# What is being asked
Restate the data word for word and leave the images out.

--- Start of Data supplied ---

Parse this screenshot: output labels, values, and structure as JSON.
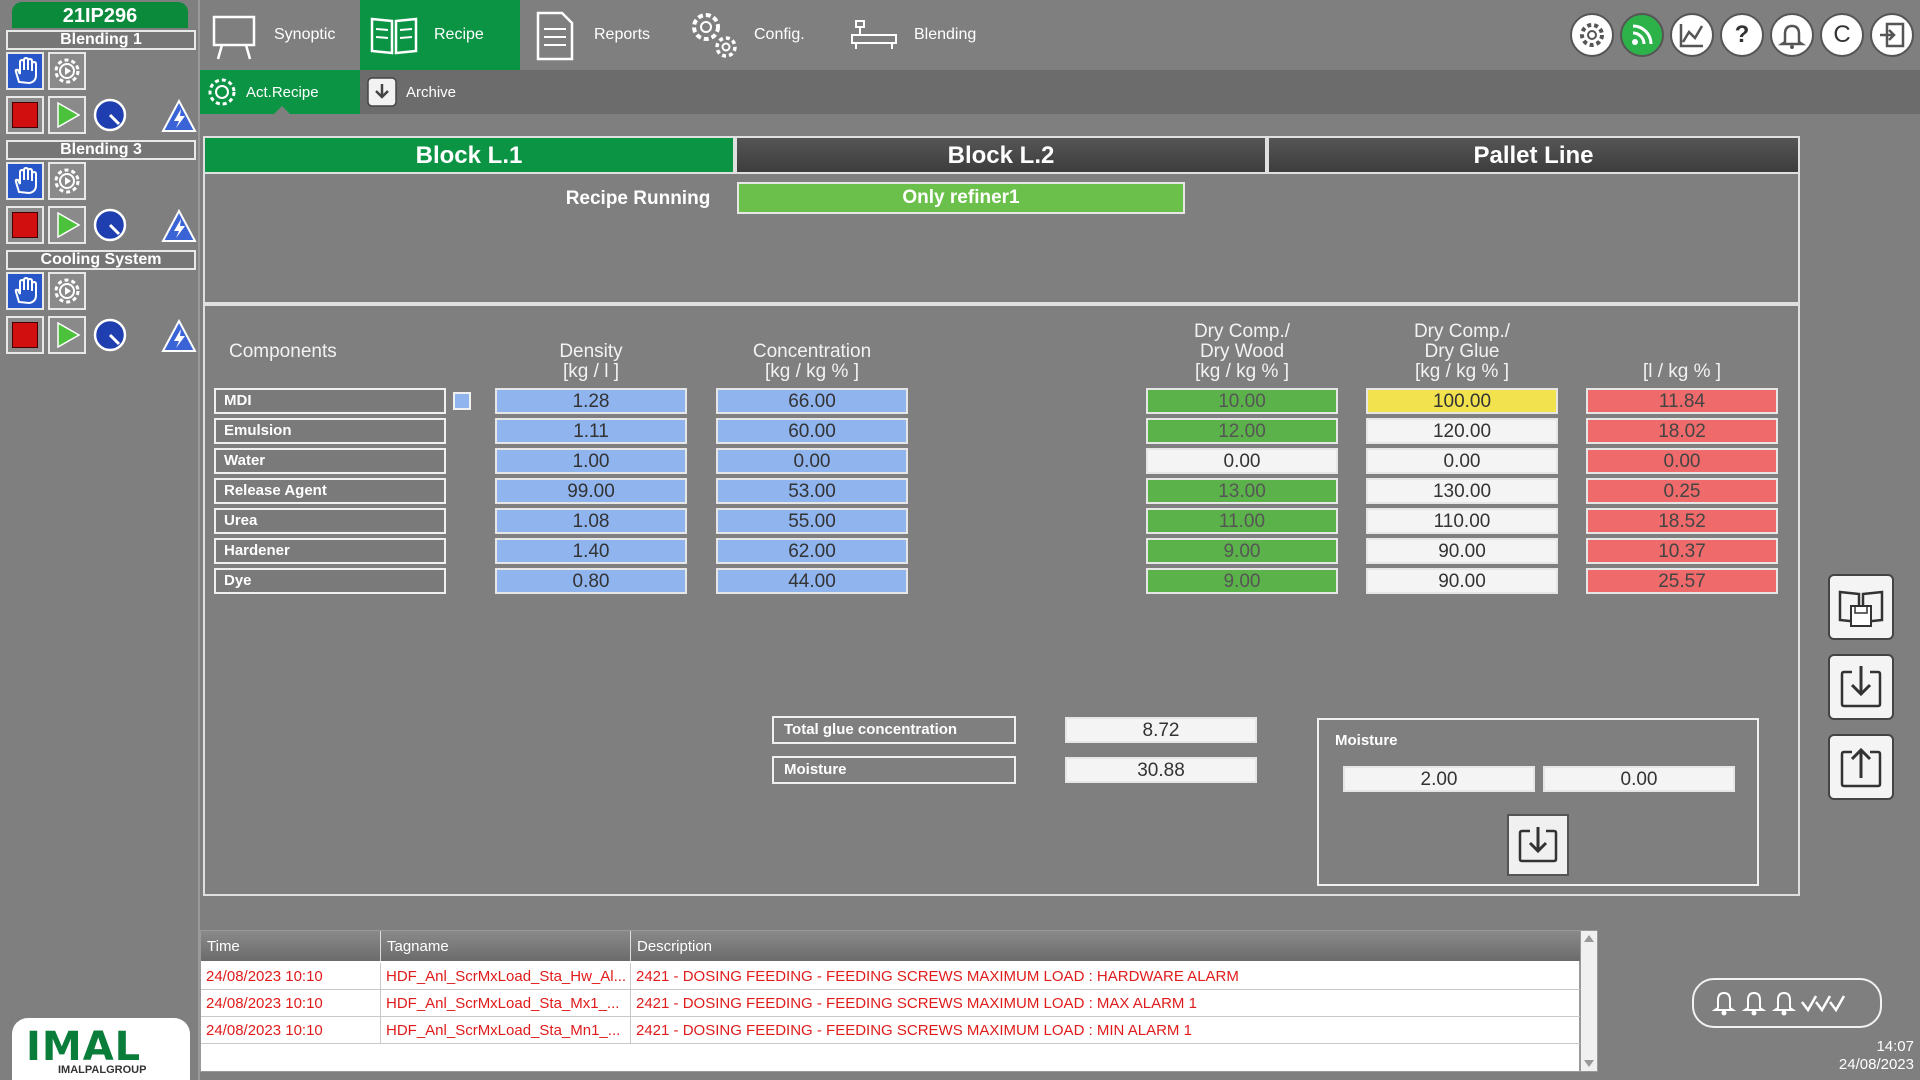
{
  "plant_id": "21IP296",
  "groups": [
    {
      "label": "Blending 1"
    },
    {
      "label": "Blending 3"
    },
    {
      "label": "Cooling System"
    }
  ],
  "logo": {
    "main": "IMAL",
    "sub": "IMALPALGROUP"
  },
  "nav": {
    "synoptic": "Synoptic",
    "recipe": "Recipe",
    "reports": "Reports",
    "config": "Config.",
    "blending": "Blending",
    "user_initial": "C"
  },
  "subnav": {
    "act_recipe": "Act.Recipe",
    "archive": "Archive"
  },
  "line_tabs": [
    "Block L.1",
    "Block L.2",
    "Pallet Line"
  ],
  "recipe_status": {
    "label": "Recipe Running",
    "value": "Only refiner1"
  },
  "table": {
    "headers": {
      "components": "Components",
      "density": [
        "Density",
        "[kg / l ]"
      ],
      "concentration": [
        "Concentration",
        "[kg / kg % ]"
      ],
      "dry_wood": [
        "Dry Comp./",
        "Dry Wood",
        "[kg / kg % ]"
      ],
      "dry_glue": [
        "Dry Comp./",
        "Dry Glue",
        "[kg / kg % ]"
      ],
      "l_kg": "[l / kg % ]"
    },
    "rows": [
      {
        "name": "MDI",
        "density": "1.28",
        "concentration": "66.00",
        "dry_wood": "10.00",
        "dry_glue": "100.00",
        "l_kg": "11.84"
      },
      {
        "name": "Emulsion",
        "density": "1.11",
        "concentration": "60.00",
        "dry_wood": "12.00",
        "dry_glue": "120.00",
        "l_kg": "18.02"
      },
      {
        "name": "Water",
        "density": "1.00",
        "concentration": "0.00",
        "dry_wood": "0.00",
        "dry_glue": "0.00",
        "l_kg": "0.00"
      },
      {
        "name": "Release Agent",
        "density": "99.00",
        "concentration": "53.00",
        "dry_wood": "13.00",
        "dry_glue": "130.00",
        "l_kg": "0.25"
      },
      {
        "name": "Urea",
        "density": "1.08",
        "concentration": "55.00",
        "dry_wood": "11.00",
        "dry_glue": "110.00",
        "l_kg": "18.52"
      },
      {
        "name": "Hardener",
        "density": "1.40",
        "concentration": "62.00",
        "dry_wood": "9.00",
        "dry_glue": "90.00",
        "l_kg": "10.37"
      },
      {
        "name": "Dye",
        "density": "0.80",
        "concentration": "44.00",
        "dry_wood": "9.00",
        "dry_glue": "90.00",
        "l_kg": "25.57"
      }
    ]
  },
  "summary": {
    "total_glue_label": "Total glue concentration",
    "total_glue_value": "8.72",
    "moisture_label": "Moisture",
    "moisture_value": "30.88"
  },
  "moisture_box": {
    "title": "Moisture",
    "value1": "2.00",
    "value2": "0.00"
  },
  "alarms": {
    "headers": {
      "time": "Time",
      "tagname": "Tagname",
      "description": "Description"
    },
    "rows": [
      {
        "time": "24/08/2023 10:10",
        "tagname": "HDF_Anl_ScrMxLoad_Sta_Hw_Al...",
        "description": "2421 - DOSING FEEDING - FEEDING SCREWS MAXIMUM LOAD : HARDWARE ALARM"
      },
      {
        "time": "24/08/2023 10:10",
        "tagname": "HDF_Anl_ScrMxLoad_Sta_Mx1_...",
        "description": "2421 - DOSING FEEDING - FEEDING SCREWS MAXIMUM LOAD : MAX ALARM 1"
      },
      {
        "time": "24/08/2023 10:10",
        "tagname": "HDF_Anl_ScrMxLoad_Sta_Mn1_...",
        "description": "2421 - DOSING FEEDING - FEEDING SCREWS MAXIMUM LOAD : MIN ALARM 1"
      }
    ]
  },
  "clock": {
    "time": "14:07",
    "date": "24/08/2023"
  },
  "colors": {
    "accent_green": "#0b9444",
    "alarm_red": "#e01b1b",
    "cell_blue": "#8fb4ee",
    "cell_green": "#5cb24a",
    "cell_red": "#ef6b6b",
    "cell_yellow": "#f1e24e"
  }
}
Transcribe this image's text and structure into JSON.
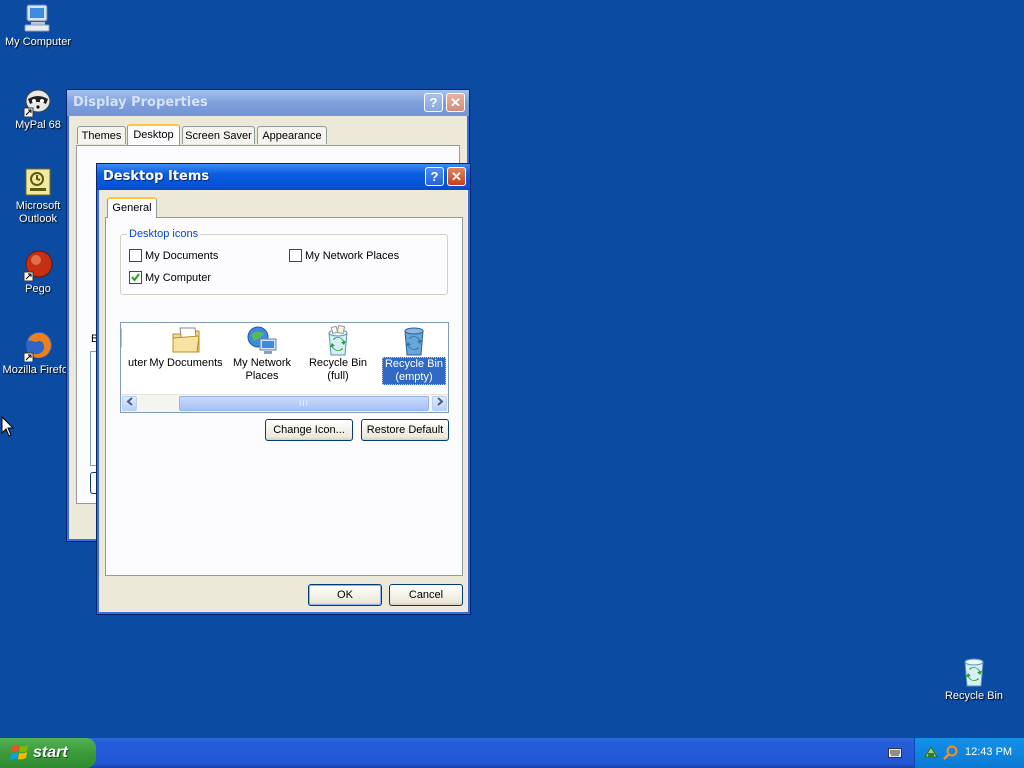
{
  "desktop": {
    "icons": [
      {
        "label": "My Computer"
      },
      {
        "label": "MyPal 68"
      },
      {
        "label": "Microsoft Outlook"
      },
      {
        "label": "Pego"
      },
      {
        "label": "Mozilla Firefox"
      },
      {
        "label": "Recycle Bin"
      }
    ]
  },
  "display_properties": {
    "title": "Display Properties",
    "tabs": [
      "Themes",
      "Desktop",
      "Screen Saver",
      "Appearance"
    ],
    "active_tab": "Desktop",
    "partial_label": "B"
  },
  "desktop_items": {
    "title": "Desktop Items",
    "tab": "General",
    "group_title": "Desktop icons",
    "checkboxes": [
      {
        "label": "My Documents",
        "checked": false
      },
      {
        "label": "My Network Places",
        "checked": false
      },
      {
        "label": "My Computer",
        "checked": true
      }
    ],
    "icon_list": [
      {
        "label_1": "uter",
        "label_2": "",
        "icon": "computer-icon"
      },
      {
        "label_1": "My Documents",
        "label_2": "",
        "icon": "folder-documents-icon"
      },
      {
        "label_1": "My Network",
        "label_2": "Places",
        "icon": "network-places-icon"
      },
      {
        "label_1": "Recycle Bin",
        "label_2": "(full)",
        "icon": "recycle-bin-full-icon"
      },
      {
        "label_1": "Recycle Bin",
        "label_2": "(empty)",
        "icon": "recycle-bin-empty-icon",
        "selected": true
      }
    ],
    "scroll_grip": "III",
    "change_icon_label": "Change Icon...",
    "restore_default_label": "Restore Default",
    "ok_label": "OK",
    "cancel_label": "Cancel",
    "help_label": "?",
    "close_label": "✕"
  },
  "taskbar": {
    "start_label": "start",
    "clock": "12:43 PM"
  },
  "colors": {
    "desktop_bg": "#0b4ba1",
    "title_active": "#0655d8",
    "selection": "#316ac5"
  }
}
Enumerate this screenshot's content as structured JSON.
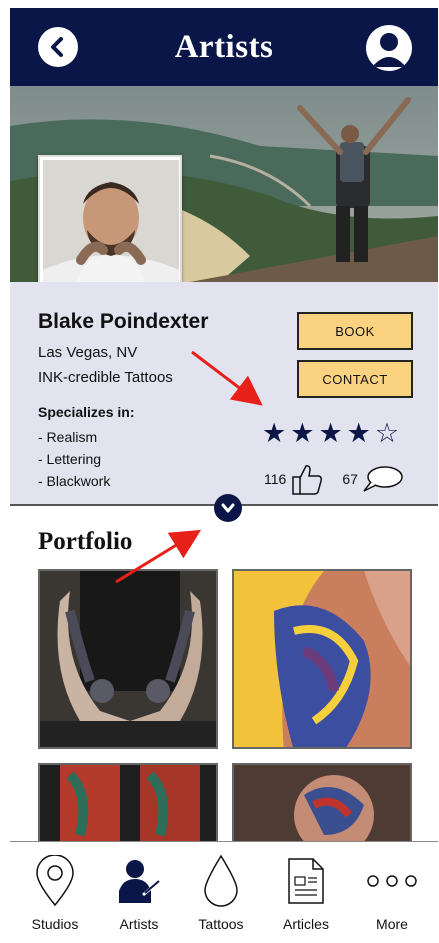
{
  "header": {
    "title": "Artists"
  },
  "artist": {
    "name": "Blake Poindexter",
    "location": "Las Vegas, NV",
    "studio": "INK-credible Tattoos",
    "specializes_label": "Specializes in:",
    "specialties": [
      "- Realism",
      "- Lettering",
      "- Blackwork"
    ],
    "rating": 4,
    "rating_max": 5,
    "likes": "116",
    "comments": "67"
  },
  "actions": {
    "book_label": "BOOK",
    "contact_label": "CONTACT"
  },
  "portfolio": {
    "title": "Portfolio"
  },
  "nav": {
    "items": [
      {
        "label": "Studios",
        "icon": "location-pin-icon"
      },
      {
        "label": "Artists",
        "icon": "artist-icon"
      },
      {
        "label": "Tattoos",
        "icon": "ink-drop-icon"
      },
      {
        "label": "Articles",
        "icon": "document-icon"
      },
      {
        "label": "More",
        "icon": "more-dots-icon"
      }
    ]
  },
  "colors": {
    "primary": "#0b1648",
    "accent": "#fbd27f",
    "panel": "#e2e3ef",
    "annotation": "#e8201a"
  }
}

--- End of Data supplied ---

# Task solution
Parse this screenshot: output labels, values, and structure as JSON.
{
  "plant_id": "21IP296",
  "groups": [
    {
      "label": "Blending 1"
    },
    {
      "label": "Blending 3"
    },
    {
      "label": "Cooling System"
    }
  ],
  "logo": {
    "main": "IMAL",
    "sub": "IMALPALGROUP"
  },
  "nav": {
    "synoptic": "Synoptic",
    "recipe": "Recipe",
    "reports": "Reports",
    "config": "Config.",
    "blending": "Blending",
    "user_initial": "C"
  },
  "subnav": {
    "act_recipe": "Act.Recipe",
    "archive": "Archive"
  },
  "line_tabs": [
    "Block L.1",
    "Block L.2",
    "Pallet Line"
  ],
  "recipe_status": {
    "label": "Recipe Running",
    "value": "Only refiner1"
  },
  "table": {
    "headers": {
      "components": "Components",
      "density": [
        "Density",
        "[kg / l ]"
      ],
      "concentration": [
        "Concentration",
        "[kg / kg % ]"
      ],
      "dry_wood": [
        "Dry Comp./",
        "Dry Wood",
        "[kg / kg % ]"
      ],
      "dry_glue": [
        "Dry Comp./",
        "Dry Glue",
        "[kg / kg % ]"
      ],
      "l_kg": "[l / kg % ]"
    },
    "rows": [
      {
        "name": "MDI",
        "density": "1.28",
        "concentration": "66.00",
        "dry_wood": "10.00",
        "dry_glue": "100.00",
        "l_kg": "11.84"
      },
      {
        "name": "Emulsion",
        "density": "1.11",
        "concentration": "60.00",
        "dry_wood": "12.00",
        "dry_glue": "120.00",
        "l_kg": "18.02"
      },
      {
        "name": "Water",
        "density": "1.00",
        "concentration": "0.00",
        "dry_wood": "0.00",
        "dry_glue": "0.00",
        "l_kg": "0.00"
      },
      {
        "name": "Release Agent",
        "density": "99.00",
        "concentration": "53.00",
        "dry_wood": "13.00",
        "dry_glue": "130.00",
        "l_kg": "0.25"
      },
      {
        "name": "Urea",
        "density": "1.08",
        "concentration": "55.00",
        "dry_wood": "11.00",
        "dry_glue": "110.00",
        "l_kg": "18.52"
      },
      {
        "name": "Hardener",
        "density": "1.40",
        "concentration": "62.00",
        "dry_wood": "9.00",
        "dry_glue": "90.00",
        "l_kg": "10.37"
      },
      {
        "name": "Dye",
        "density": "0.80",
        "concentration": "44.00",
        "dry_wood": "9.00",
        "dry_glue": "90.00",
        "l_kg": "25.57"
      }
    ]
  },
  "summary": {
    "total_glue_label": "Total glue concentration",
    "total_glue_value": "8.72",
    "moisture_label": "Moisture",
    "moisture_value": "30.88"
  },
  "moisture_box": {
    "title": "Moisture",
    "value1": "2.00",
    "value2": "0.00"
  },
  "alarms": {
    "headers": {
      "time": "Time",
      "tagname": "Tagname",
      "description": "Description"
    },
    "rows": [
      {
        "time": "24/08/2023 10:10",
        "tagname": "HDF_Anl_ScrMxLoad_Sta_Hw_Al...",
        "description": "2421 - DOSING FEEDING - FEEDING SCREWS MAXIMUM LOAD : HARDWARE ALARM"
      },
      {
        "time": "24/08/2023 10:10",
        "tagname": "HDF_Anl_ScrMxLoad_Sta_Mx1_...",
        "description": "2421 - DOSING FEEDING - FEEDING SCREWS MAXIMUM LOAD : MAX ALARM 1"
      },
      {
        "time": "24/08/2023 10:10",
        "tagname": "HDF_Anl_ScrMxLoad_Sta_Mn1_...",
        "description": "2421 - DOSING FEEDING - FEEDING SCREWS MAXIMUM LOAD : MIN ALARM 1"
      }
    ]
  },
  "clock": {
    "time": "14:07",
    "date": "24/08/2023"
  },
  "colors": {
    "accent_green": "#0b9444",
    "alarm_red": "#e01b1b",
    "cell_blue": "#8fb4ee",
    "cell_green": "#5cb24a",
    "cell_red": "#ef6b6b",
    "cell_yellow": "#f1e24e"
  }
}
Transcribe this image's text and structure into JSON.
{
  "desktop": {
    "icons": [
      {
        "label": "My Computer"
      },
      {
        "label": "MyPal 68"
      },
      {
        "label": "Microsoft Outlook"
      },
      {
        "label": "Pego"
      },
      {
        "label": "Mozilla Firefox"
      },
      {
        "label": "Recycle Bin"
      }
    ]
  },
  "display_properties": {
    "title": "Display Properties",
    "tabs": [
      "Themes",
      "Desktop",
      "Screen Saver",
      "Appearance"
    ],
    "active_tab": "Desktop",
    "partial_label": "B"
  },
  "desktop_items": {
    "title": "Desktop Items",
    "tab": "General",
    "group_title": "Desktop icons",
    "checkboxes": [
      {
        "label": "My Documents",
        "checked": false
      },
      {
        "label": "My Network Places",
        "checked": false
      },
      {
        "label": "My Computer",
        "checked": true
      }
    ],
    "icon_list": [
      {
        "label_1": "uter",
        "label_2": "",
        "icon": "computer-icon"
      },
      {
        "label_1": "My Documents",
        "label_2": "",
        "icon": "folder-documents-icon"
      },
      {
        "label_1": "My Network",
        "label_2": "Places",
        "icon": "network-places-icon"
      },
      {
        "label_1": "Recycle Bin",
        "label_2": "(full)",
        "icon": "recycle-bin-full-icon"
      },
      {
        "label_1": "Recycle Bin",
        "label_2": "(empty)",
        "icon": "recycle-bin-empty-icon",
        "selected": true
      }
    ],
    "scroll_grip": "III",
    "change_icon_label": "Change Icon...",
    "restore_default_label": "Restore Default",
    "ok_label": "OK",
    "cancel_label": "Cancel",
    "help_label": "?",
    "close_label": "✕"
  },
  "taskbar": {
    "start_label": "start",
    "clock": "12:43 PM"
  },
  "colors": {
    "desktop_bg": "#0b4ba1",
    "title_active": "#0655d8",
    "selection": "#316ac5"
  }
}
Enumerate this screenshot's content as structured JSON.
{
  "header": {
    "title": "Artists"
  },
  "artist": {
    "name": "Blake Poindexter",
    "location": "Las Vegas, NV",
    "studio": "INK-credible Tattoos",
    "specializes_label": "Specializes in:",
    "specialties": [
      "- Realism",
      "- Lettering",
      "- Blackwork"
    ],
    "rating": 4,
    "rating_max": 5,
    "likes": "116",
    "comments": "67"
  },
  "actions": {
    "book_label": "BOOK",
    "contact_label": "CONTACT"
  },
  "portfolio": {
    "title": "Portfolio"
  },
  "nav": {
    "items": [
      {
        "label": "Studios",
        "icon": "location-pin-icon"
      },
      {
        "label": "Artists",
        "icon": "artist-icon"
      },
      {
        "label": "Tattoos",
        "icon": "ink-drop-icon"
      },
      {
        "label": "Articles",
        "icon": "document-icon"
      },
      {
        "label": "More",
        "icon": "more-dots-icon"
      }
    ]
  },
  "colors": {
    "primary": "#0b1648",
    "accent": "#fbd27f",
    "panel": "#e2e3ef",
    "annotation": "#e8201a"
  }
}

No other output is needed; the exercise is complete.